Work to be completed: Go through the lines below and copy each one that holds the string "الإمــدادات".
## START
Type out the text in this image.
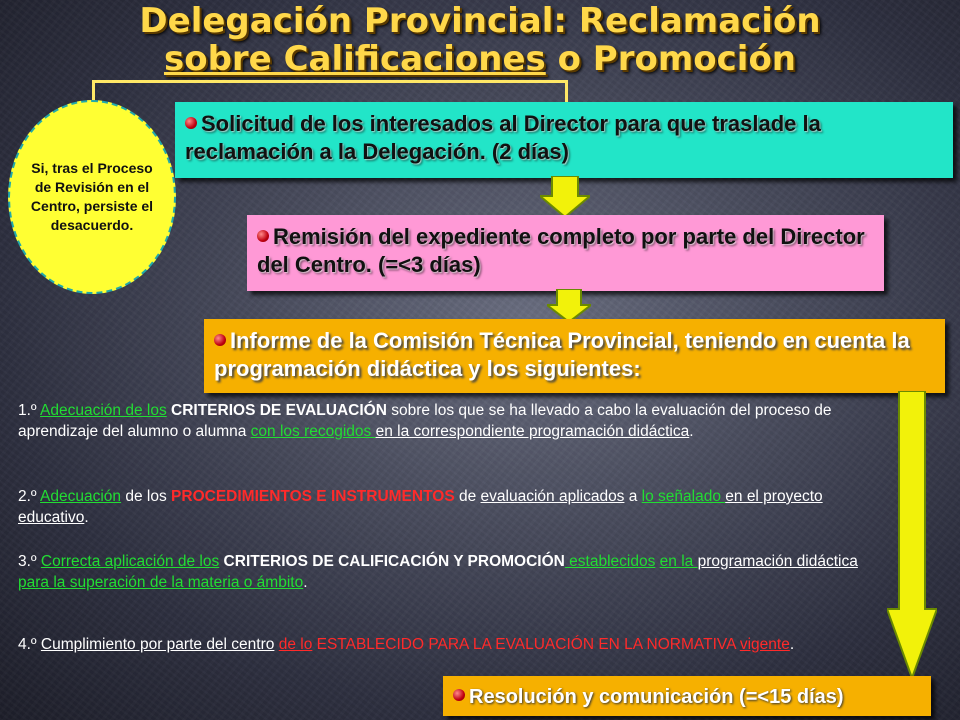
Delegación Provincial: Reclamación
sobre Calificaciones o Promoción
Si, tras el Proceso de Revisión en el Centro, persiste el desacuerdo.
Solicitud de los interesados al Director para que traslade la reclamación a la Delegación. (2 días)
Remisión del expediente completo por parte del Director del Centro. (=<3 días)
Informe de la Comisión Técnica Provincial, teniendo en cuenta la programación didáctica y los siguientes:
1.º Adecuación de los CRITERIOS DE EVALUACIÓN sobre los que se ha llevado a cabo la evaluación del proceso de aprendizaje del alumno o alumna con los recogidos en la correspondiente programación didáctica.
2.º Adecuación de los PROCEDIMIENTOS E INSTRUMENTOS de evaluación aplicados a lo señalado en el proyecto educativo.
3.º Correcta aplicación de los CRITERIOS DE CALIFICACIÓN Y PROMOCIÓN establecidos en la programación didáctica para la superación de la materia o ámbito.
4.º Cumplimiento por parte del centro de lo ESTABLECIDO PARA LA EVALUACIÓN EN LA NORMATIVA vigente.
Resolución y comunicación (=<15 días)
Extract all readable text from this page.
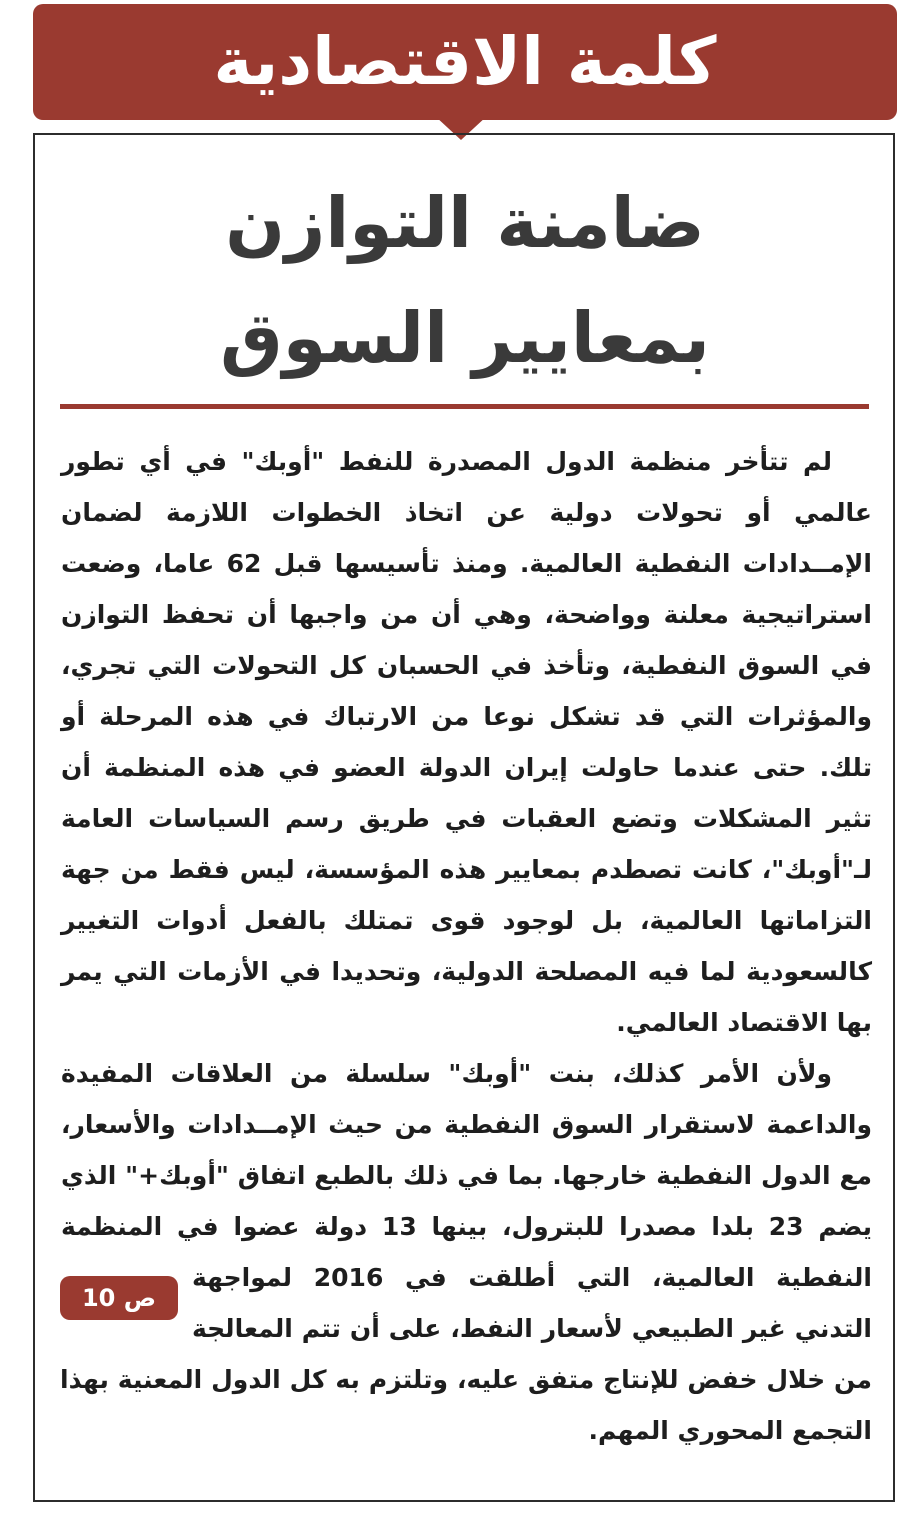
كلمة الاقتصادية
ضامنة التوازن
بمعايير السوق
ص 10

لم تتأخر منظمة الدول المصدرة للنفط "أوبك" في أي تطور عالمي أو تحولات دولية عن اتخاذ الخطوات اللازمة لضمان الإمــدادات النفطية العالمية. ومنذ تأسيسها قبل 62 عاما، وضعت استراتيجية معلنة وواضحة، وهي أن من واجبها أن تحفظ التوازن في السوق النفطية، وتأخذ في الحسبان كل التحولات التي تجري، والمؤثرات التي قد تشكل نوعا من الارتباك في هذه المرحلة أو تلك. حتى عندما حاولت إيران الدولة العضو في هذه المنظمة أن تثير المشكلات وتضع العقبات في طريق رسم السياسات العامة لـ"أوبك"، كانت تصطدم بمعايير هذه المؤسسة، ليس فقط من جهة التزاماتها العالمية، بل لوجود قوى تمتلك بالفعل أدوات التغيير كالسعودية لما فيه المصلحة الدولية، وتحديدا في الأزمات التي يمر بها الاقتصاد العالمي.

ولأن الأمر كذلك، بنت "أوبك" سلسلة من العلاقات المفيدة والداعمة لاستقرار السوق النفطية من حيث الإمــدادات والأسعار، مع الدول النفطية خارجها. بما في ذلك بالطبع اتفاق "أوبك+" الذي يضم 23 بلدا مصدرا للبترول، بينها 13 دولة عضوا في المنظمة النفطية العالمية، التي أطلقت في 2016 لمواجهة التدني غير الطبيعي لأسعار النفط، على أن تتم المعالجة من خلال خفض للإنتاج متفق عليه، وتلتزم به كل الدول المعنية بهذا التجمع المحوري المهم.
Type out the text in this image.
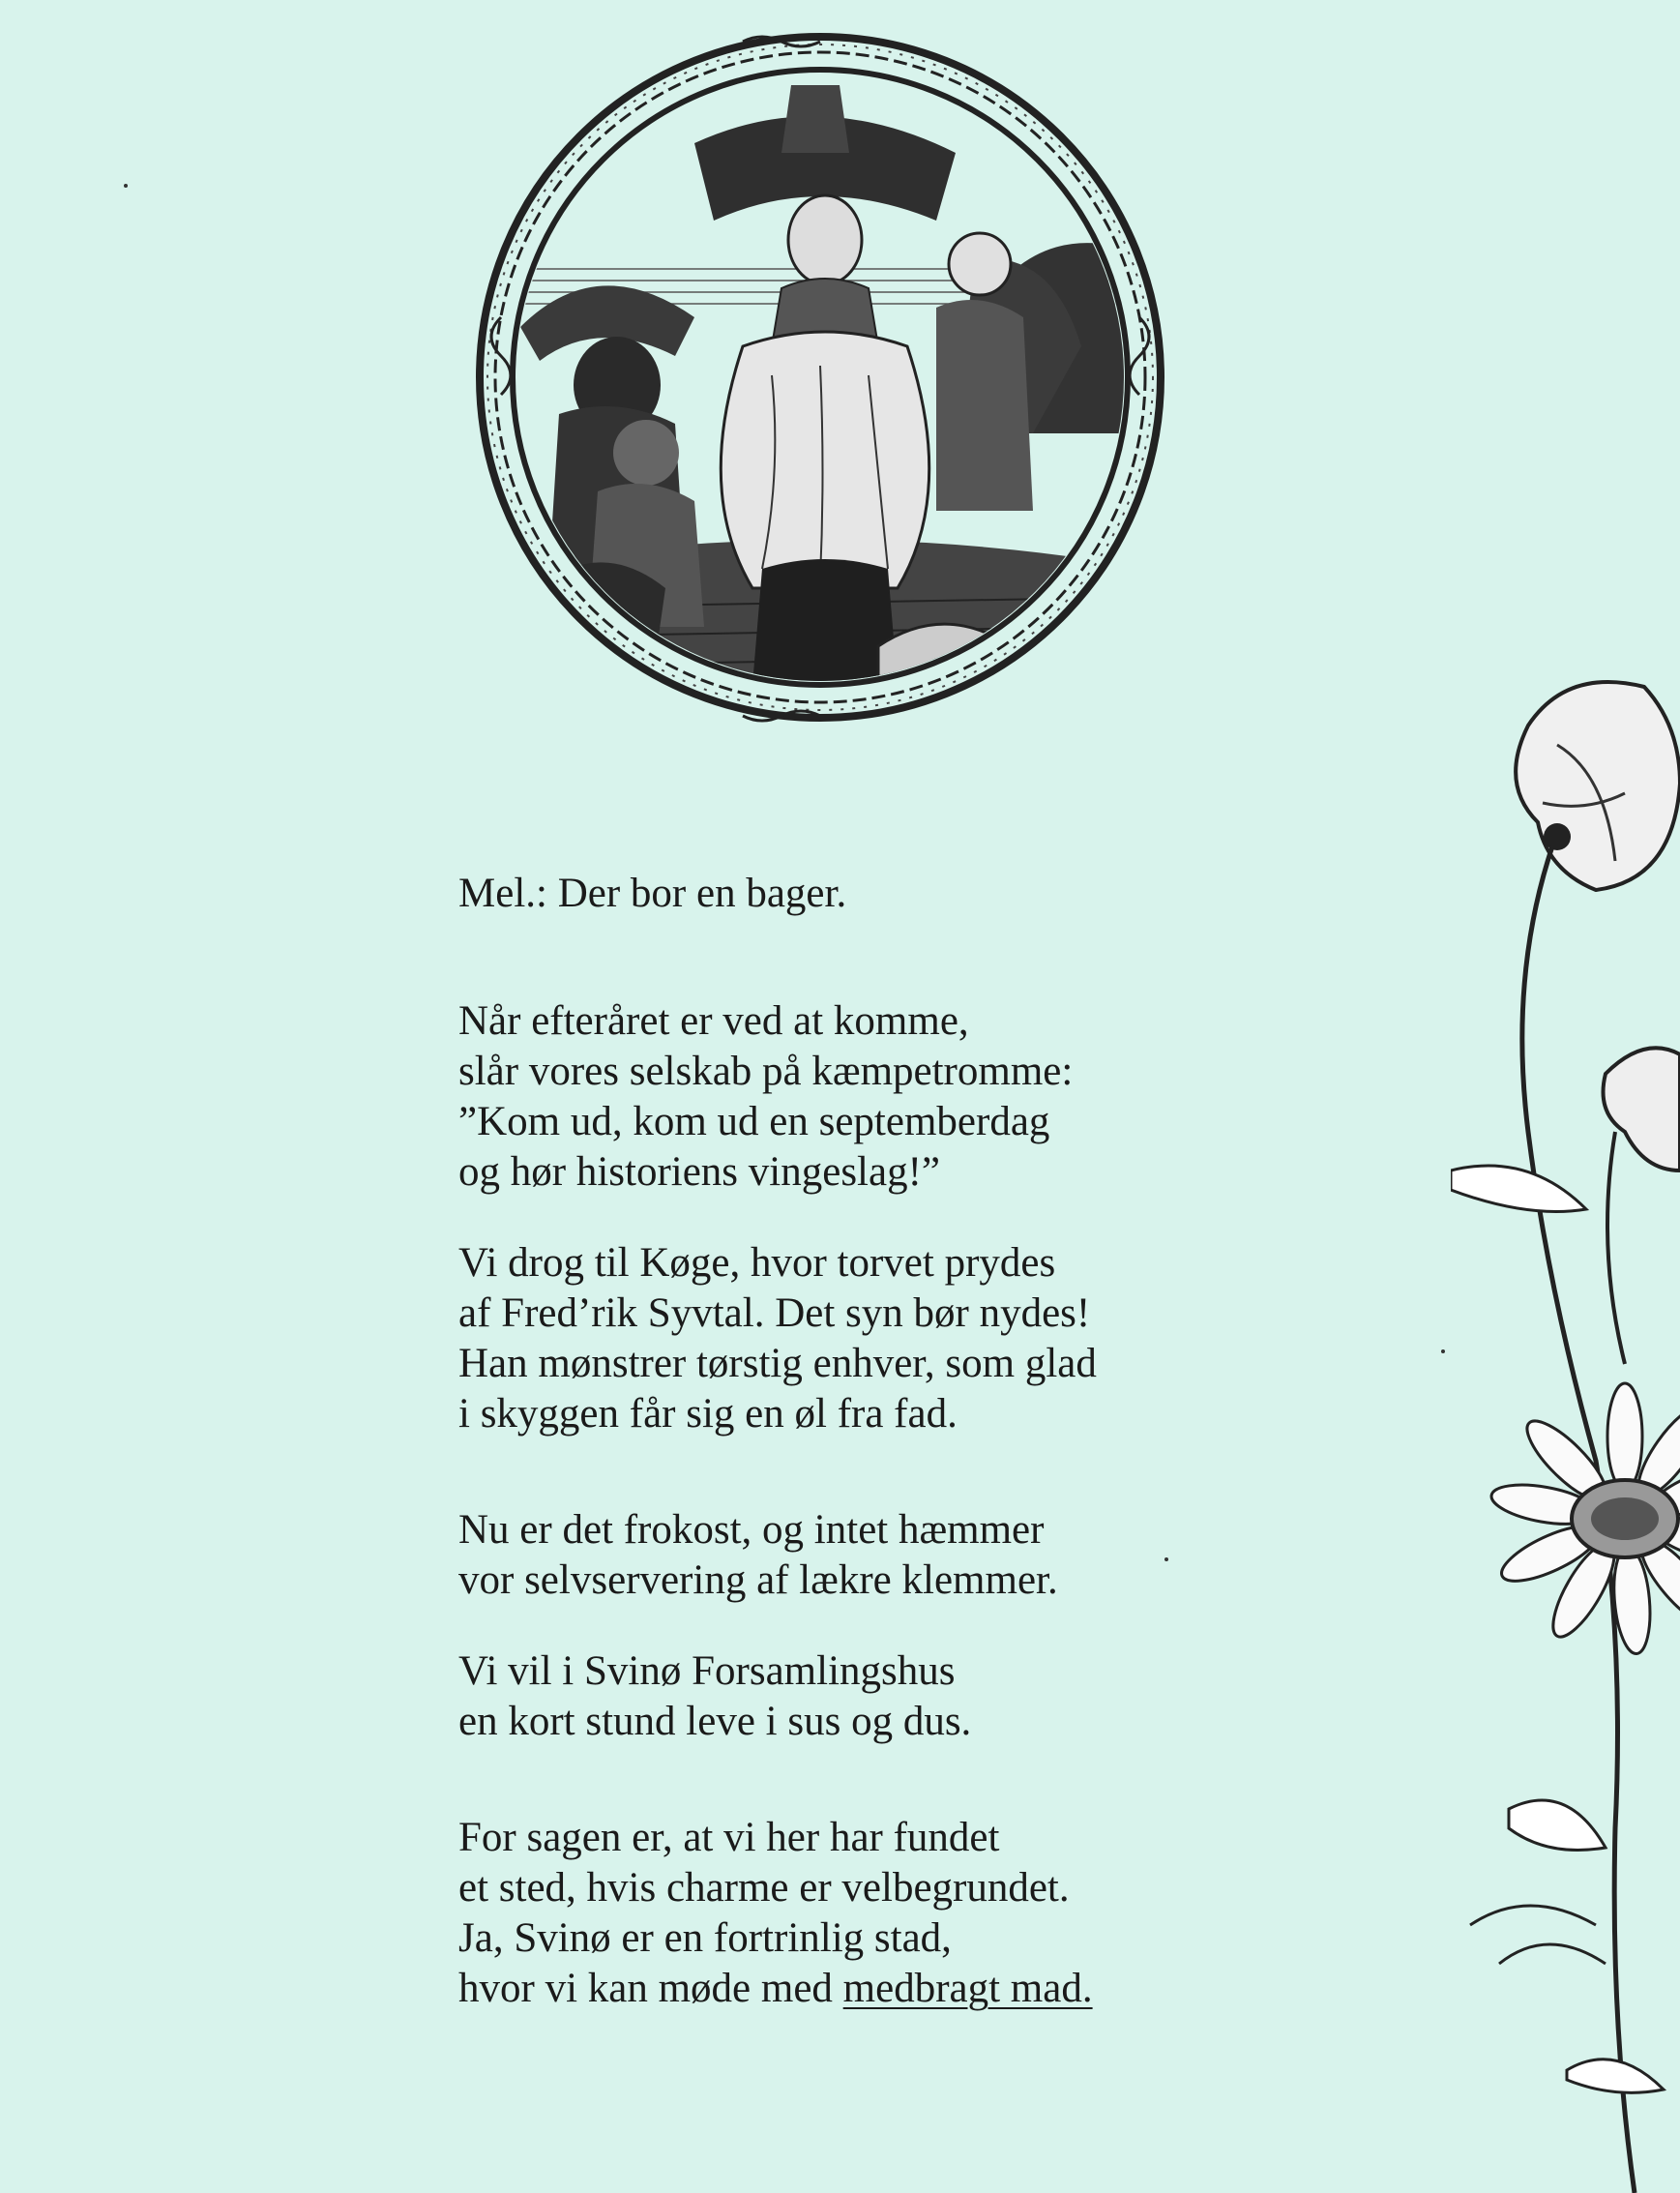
Mel.: Der bor en bager.
Når efteråret er ved at komme,
slår vores selskab på kæmpetromme:
”Kom ud, kom ud en septemberdag
og hør historiens vingeslag!”
Vi drog til Køge, hvor torvet prydes
af Fred’rik Syvtal. Det syn bør nydes!
Han mønstrer tørstig enhver, som glad
i skyggen får sig en øl fra fad.
Nu er det frokost, og intet hæmmer
vor selvservering af lækre klemmer.
Vi vil i Svinø Forsamlingshus
en kort stund leve i sus og dus.
For sagen er, at vi her har fundet
et sted, hvis charme er velbegrundet.
Ja, Svinø er en fortrinlig stad,
hvor vi kan møde med medbragt mad.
## END
Response below:
لم تتأخر منظمة الدول المصدرة للنفط "أوبك" في أي تطور عالمي أو تحولات دولية عن اتخاذ الخطوات اللازمة لضمان الإمــدادات النفطية العالمية. ومنذ تأسيسها قبل 62 عاما، وضعت استراتيجية معلنة وواضحة، وهي أن من واجبها أن تحفظ التوازن في السوق النفطية، وتأخذ في الحسبان كل التحولات التي تجري، والمؤثرات التي قد تشكل نوعا من الارتباك في هذه المرحلة أو تلك. حتى عندما حاولت إيران الدولة العضو في هذه المنظمة أن تثير المشكلات وتضع العقبات في طريق رسم السياسات العامة لـ"أوبك"، كانت تصطدم بمعايير هذه المؤسسة، ليس فقط من جهة التزاماتها العالمية، بل لوجود قوى تمتلك بالفعل أدوات التغيير كالسعودية لما فيه المصلحة الدولية، وتحديدا في الأزمات التي يمر بها الاقتصاد العالمي.
ولأن الأمر كذلك، بنت "أوبك" سلسلة من العلاقات المفيدة والداعمة لاستقرار السوق النفطية من حيث الإمــدادات والأسعار، مع الدول النفطية خارجها. بما في ذلك بالطبع اتفاق "أوبك+" الذي يضم 23 بلدا مصدرا للبترول، بينها 13 دولة عضوا في المنظمة النفطية العالمية، التي أطلقت في 2016 لمواجهة التدني غير الطبيعي لأسعار النفط، على أن تتم المعالجة من خلال خفض للإنتاج متفق عليه، وتلتزم به كل الدول المعنية بهذا التجمع المحوري المهم.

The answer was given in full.